> Problem:
Quote the records that follow in full, leaving the pictures out.

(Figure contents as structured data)

+===+

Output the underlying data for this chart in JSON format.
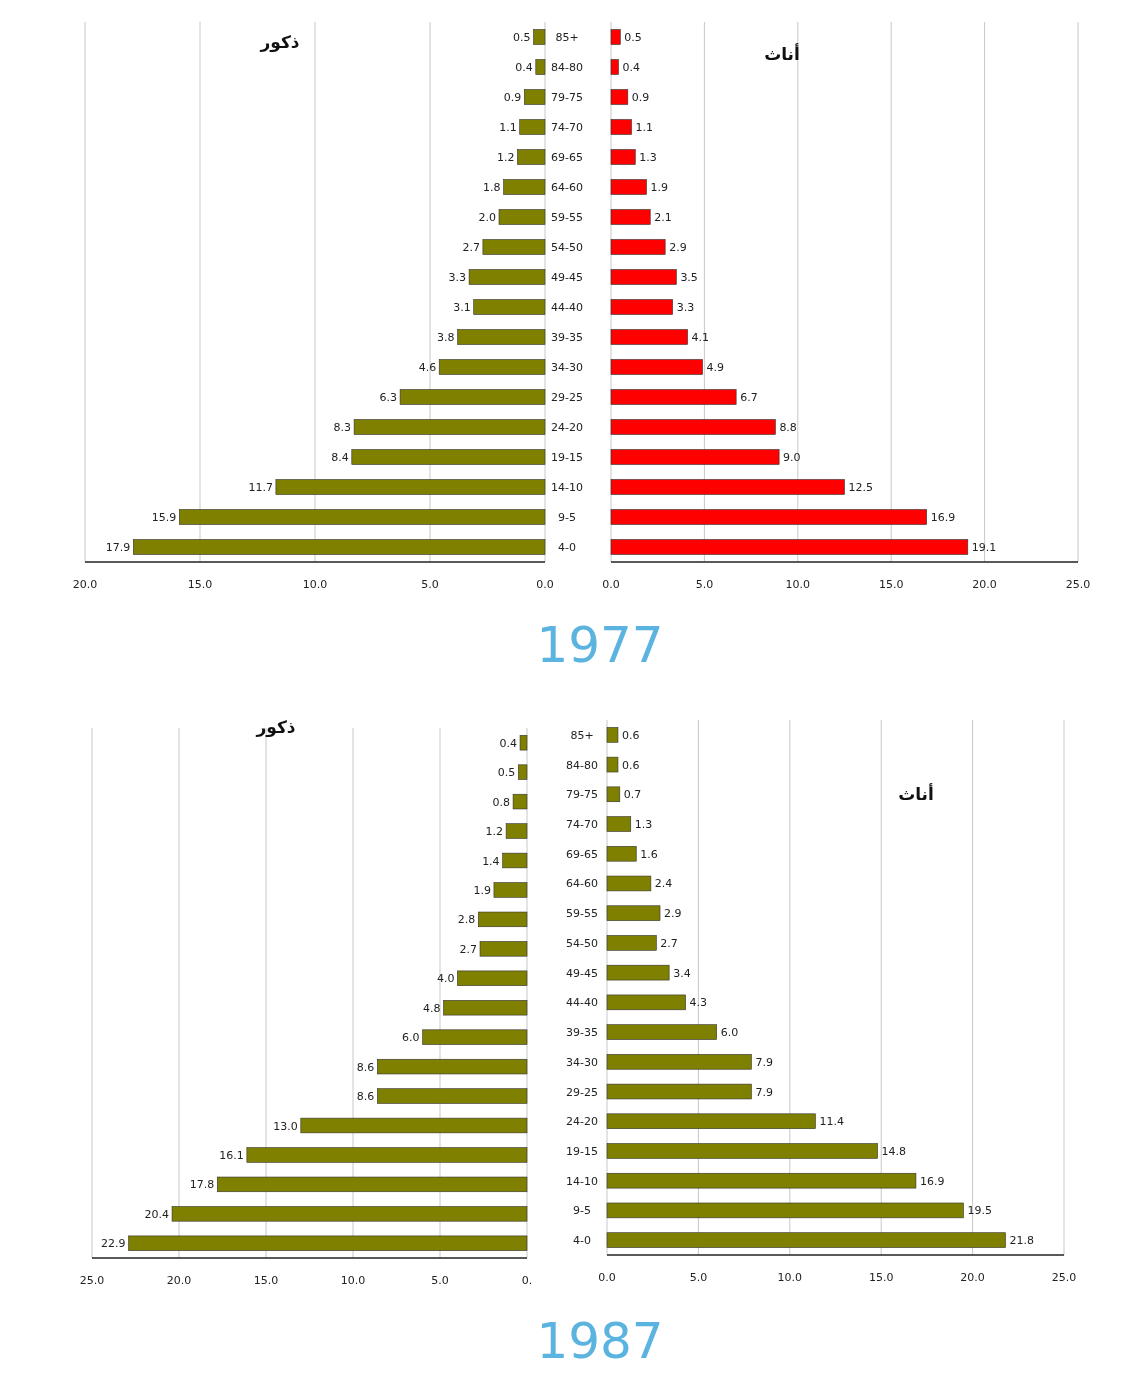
{
  "chart_data": [
    {
      "type": "bar",
      "orientation": "horizontal",
      "title": "1977",
      "categories": [
        "85+",
        "84-80",
        "79-75",
        "74-70",
        "69-65",
        "64-60",
        "59-55",
        "54-50",
        "49-45",
        "44-40",
        "39-35",
        "34-30",
        "29-25",
        "24-20",
        "19-15",
        "14-10",
        "9-5",
        "4-0"
      ],
      "series": [
        {
          "name": "ذكور",
          "color": "#7f7f00",
          "values": [
            0.5,
            0.4,
            0.9,
            1.1,
            1.2,
            1.8,
            2.0,
            2.7,
            3.3,
            3.1,
            3.8,
            4.6,
            6.3,
            8.3,
            8.4,
            11.7,
            15.9,
            17.9
          ],
          "value_labels": [
            "0.5",
            "0.4",
            "0.9",
            "1.1",
            "1.2",
            "1.8",
            "2.0",
            "2.7",
            "3.3",
            "3.1",
            "3.8",
            "4.6",
            "6.3",
            "8.3",
            "8.4",
            "11.7",
            "15.9",
            "17.9"
          ]
        }
      ],
      "xlim": [
        20,
        0
      ],
      "xticks": [
        {
          "value": 20,
          "label": "20.0"
        },
        {
          "value": 15,
          "label": "15.0"
        },
        {
          "value": 10,
          "label": "10.0"
        },
        {
          "value": 5,
          "label": "5.0"
        },
        {
          "value": 0,
          "label": "0.0"
        }
      ],
      "grid": "x"
    },
    {
      "type": "bar",
      "orientation": "horizontal",
      "categories": [
        null,
        null,
        null,
        null,
        null,
        null,
        null,
        null,
        null,
        null,
        null,
        null,
        null,
        null,
        null,
        null,
        null,
        null
      ],
      "series": [
        {
          "name": "أناث",
          "color": "#ff0000",
          "values": [
            0.5,
            0.4,
            0.9,
            1.1,
            1.3,
            1.9,
            2.1,
            2.9,
            3.5,
            3.3,
            4.1,
            4.9,
            6.7,
            8.8,
            9.0,
            12.5,
            16.9,
            19.1
          ],
          "value_labels": [
            "0.5",
            "0.4",
            "0.9",
            "1.1",
            "1.3",
            "1.9",
            "2.1",
            "2.9",
            "3.5",
            "3.3",
            "4.1",
            "4.9",
            "6.7",
            "8.8",
            "9.0",
            "12.5",
            "16.9",
            "19.1"
          ]
        }
      ],
      "xlim": [
        0,
        25
      ],
      "xticks": [
        {
          "value": 0,
          "label": "0.0"
        },
        {
          "value": 5,
          "label": "5.0"
        },
        {
          "value": 10,
          "label": "10.0"
        },
        {
          "value": 15,
          "label": "15.0"
        },
        {
          "value": 20,
          "label": "20.0"
        },
        {
          "value": 25,
          "label": "25.0"
        }
      ],
      "grid": "x",
      "tick_labels": "x"
    },
    {
      "type": "bar",
      "orientation": "horizontal",
      "title": "1987",
      "categories": [
        null,
        null,
        null,
        null,
        null,
        null,
        null,
        null,
        null,
        null,
        null,
        null,
        null,
        null,
        null,
        null,
        null,
        null
      ],
      "series": [
        {
          "name": "ذكور",
          "color": "#7f7f00",
          "values": [
            0.4,
            0.5,
            0.8,
            1.2,
            1.4,
            1.9,
            2.8,
            2.7,
            4.0,
            4.8,
            6.0,
            8.6,
            8.6,
            13.0,
            16.1,
            17.8,
            20.4,
            22.9
          ],
          "value_labels": [
            "0.4",
            "0.5",
            "0.8",
            "1.2",
            "1.4",
            "1.9",
            "2.8",
            "2.7",
            "4.0",
            "4.8",
            "6.0",
            "8.6",
            "8.6",
            "13.0",
            "16.1",
            "17.8",
            "20.4",
            "22.9"
          ]
        }
      ],
      "xlim": [
        25,
        0
      ],
      "xticks": [
        {
          "value": 25,
          "label": "25.0"
        },
        {
          "value": 20,
          "label": "20.0"
        },
        {
          "value": 15,
          "label": "15.0"
        },
        {
          "value": 10,
          "label": "10.0"
        },
        {
          "value": 5,
          "label": "5.0"
        },
        {
          "value": 0,
          "label": "0."
        }
      ],
      "grid": "x",
      "tick_labels": "x"
    },
    {
      "type": "bar",
      "orientation": "horizontal",
      "categories": [
        "85+",
        "84-80",
        "79-75",
        "74-70",
        "69-65",
        "64-60",
        "59-55",
        "54-50",
        "49-45",
        "44-40",
        "39-35",
        "34-30",
        "29-25",
        "24-20",
        "19-15",
        "14-10",
        "9-5",
        "4-0"
      ],
      "series": [
        {
          "name": "أناث",
          "color": "#7f7f00",
          "values": [
            0.6,
            0.6,
            0.7,
            1.3,
            1.6,
            2.4,
            2.9,
            2.7,
            3.4,
            4.3,
            6.0,
            7.9,
            7.9,
            11.4,
            14.8,
            16.9,
            19.5,
            21.8
          ],
          "value_labels": [
            "0.6",
            "0.6",
            "0.7",
            "1.3",
            "1.6",
            "2.4",
            "2.9",
            "2.7",
            "3.4",
            "4.3",
            "6.0",
            "7.9",
            "7.9",
            "11.4",
            "14.8",
            "16.9",
            "19.5",
            "21.8"
          ]
        }
      ],
      "xlim": [
        0,
        25
      ],
      "xticks": [
        {
          "value": 0,
          "label": "0.0"
        },
        {
          "value": 5,
          "label": "5.0"
        },
        {
          "value": 10,
          "label": "10.0"
        },
        {
          "value": 15,
          "label": "15.0"
        },
        {
          "value": 20,
          "label": "20.0"
        },
        {
          "value": 25,
          "label": "25.0"
        }
      ],
      "grid": "x"
    }
  ]
}
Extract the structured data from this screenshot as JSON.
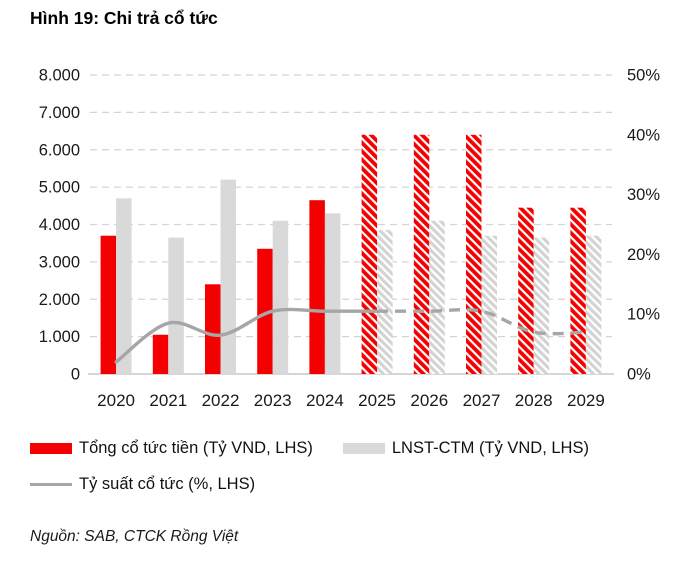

+===+

> Output of the task:
Output the underlying data for this chart in JSON format.
{
  "chart_data": [
    {
      "type": "bar",
      "orientation": "horizontal",
      "title": "1977",
      "categories": [
        "85+",
        "84-80",
        "79-75",
        "74-70",
        "69-65",
        "64-60",
        "59-55",
        "54-50",
        "49-45",
        "44-40",
        "39-35",
        "34-30",
        "29-25",
        "24-20",
        "19-15",
        "14-10",
        "9-5",
        "4-0"
      ],
      "series": [
        {
          "name": "ذكور",
          "color": "#7f7f00",
          "values": [
            0.5,
            0.4,
            0.9,
            1.1,
            1.2,
            1.8,
            2.0,
            2.7,
            3.3,
            3.1,
            3.8,
            4.6,
            6.3,
            8.3,
            8.4,
            11.7,
            15.9,
            17.9
          ],
          "value_labels": [
            "0.5",
            "0.4",
            "0.9",
            "1.1",
            "1.2",
            "1.8",
            "2.0",
            "2.7",
            "3.3",
            "3.1",
            "3.8",
            "4.6",
            "6.3",
            "8.3",
            "8.4",
            "11.7",
            "15.9",
            "17.9"
          ]
        }
      ],
      "xlim": [
        20,
        0
      ],
      "xticks": [
        {
          "value": 20,
          "label": "20.0"
        },
        {
          "value": 15,
          "label": "15.0"
        },
        {
          "value": 10,
          "label": "10.0"
        },
        {
          "value": 5,
          "label": "5.0"
        },
        {
          "value": 0,
          "label": "0.0"
        }
      ],
      "grid": "x"
    },
    {
      "type": "bar",
      "orientation": "horizontal",
      "categories": [
        null,
        null,
        null,
        null,
        null,
        null,
        null,
        null,
        null,
        null,
        null,
        null,
        null,
        null,
        null,
        null,
        null,
        null
      ],
      "series": [
        {
          "name": "أناث",
          "color": "#ff0000",
          "values": [
            0.5,
            0.4,
            0.9,
            1.1,
            1.3,
            1.9,
            2.1,
            2.9,
            3.5,
            3.3,
            4.1,
            4.9,
            6.7,
            8.8,
            9.0,
            12.5,
            16.9,
            19.1
          ],
          "value_labels": [
            "0.5",
            "0.4",
            "0.9",
            "1.1",
            "1.3",
            "1.9",
            "2.1",
            "2.9",
            "3.5",
            "3.3",
            "4.1",
            "4.9",
            "6.7",
            "8.8",
            "9.0",
            "12.5",
            "16.9",
            "19.1"
          ]
        }
      ],
      "xlim": [
        0,
        25
      ],
      "xticks": [
        {
          "value": 0,
          "label": "0.0"
        },
        {
          "value": 5,
          "label": "5.0"
        },
        {
          "value": 10,
          "label": "10.0"
        },
        {
          "value": 15,
          "label": "15.0"
        },
        {
          "value": 20,
          "label": "20.0"
        },
        {
          "value": 25,
          "label": "25.0"
        }
      ],
      "grid": "x",
      "tick_labels": "x"
    },
    {
      "type": "bar",
      "orientation": "horizontal",
      "title": "1987",
      "categories": [
        null,
        null,
        null,
        null,
        null,
        null,
        null,
        null,
        null,
        null,
        null,
        null,
        null,
        null,
        null,
        null,
        null,
        null
      ],
      "series": [
        {
          "name": "ذكور",
          "color": "#7f7f00",
          "values": [
            0.4,
            0.5,
            0.8,
            1.2,
            1.4,
            1.9,
            2.8,
            2.7,
            4.0,
            4.8,
            6.0,
            8.6,
            8.6,
            13.0,
            16.1,
            17.8,
            20.4,
            22.9
          ],
          "value_labels": [
            "0.4",
            "0.5",
            "0.8",
            "1.2",
            "1.4",
            "1.9",
            "2.8",
            "2.7",
            "4.0",
            "4.8",
            "6.0",
            "8.6",
            "8.6",
            "13.0",
            "16.1",
            "17.8",
            "20.4",
            "22.9"
          ]
        }
      ],
      "xlim": [
        25,
        0
      ],
      "xticks": [
        {
          "value": 25,
          "label": "25.0"
        },
        {
          "value": 20,
          "label": "20.0"
        },
        {
          "value": 15,
          "label": "15.0"
        },
        {
          "value": 10,
          "label": "10.0"
        },
        {
          "value": 5,
          "label": "5.0"
        },
        {
          "value": 0,
          "label": "0."
        }
      ],
      "grid": "x",
      "tick_labels": "x"
    },
    {
      "type": "bar",
      "orientation": "horizontal",
      "categories": [
        "85+",
        "84-80",
        "79-75",
        "74-70",
        "69-65",
        "64-60",
        "59-55",
        "54-50",
        "49-45",
        "44-40",
        "39-35",
        "34-30",
        "29-25",
        "24-20",
        "19-15",
        "14-10",
        "9-5",
        "4-0"
      ],
      "series": [
        {
          "name": "أناث",
          "color": "#7f7f00",
          "values": [
            0.6,
            0.6,
            0.7,
            1.3,
            1.6,
            2.4,
            2.9,
            2.7,
            3.4,
            4.3,
            6.0,
            7.9,
            7.9,
            11.4,
            14.8,
            16.9,
            19.5,
            21.8
          ],
          "value_labels": [
            "0.6",
            "0.6",
            "0.7",
            "1.3",
            "1.6",
            "2.4",
            "2.9",
            "2.7",
            "3.4",
            "4.3",
            "6.0",
            "7.9",
            "7.9",
            "11.4",
            "14.8",
            "16.9",
            "19.5",
            "21.8"
          ]
        }
      ],
      "xlim": [
        0,
        25
      ],
      "xticks": [
        {
          "value": 0,
          "label": "0.0"
        },
        {
          "value": 5,
          "label": "5.0"
        },
        {
          "value": 10,
          "label": "10.0"
        },
        {
          "value": 15,
          "label": "15.0"
        },
        {
          "value": 20,
          "label": "20.0"
        },
        {
          "value": 25,
          "label": "25.0"
        }
      ],
      "grid": "x"
    }
  ]
}
Extract the structured data from this screenshot as JSON.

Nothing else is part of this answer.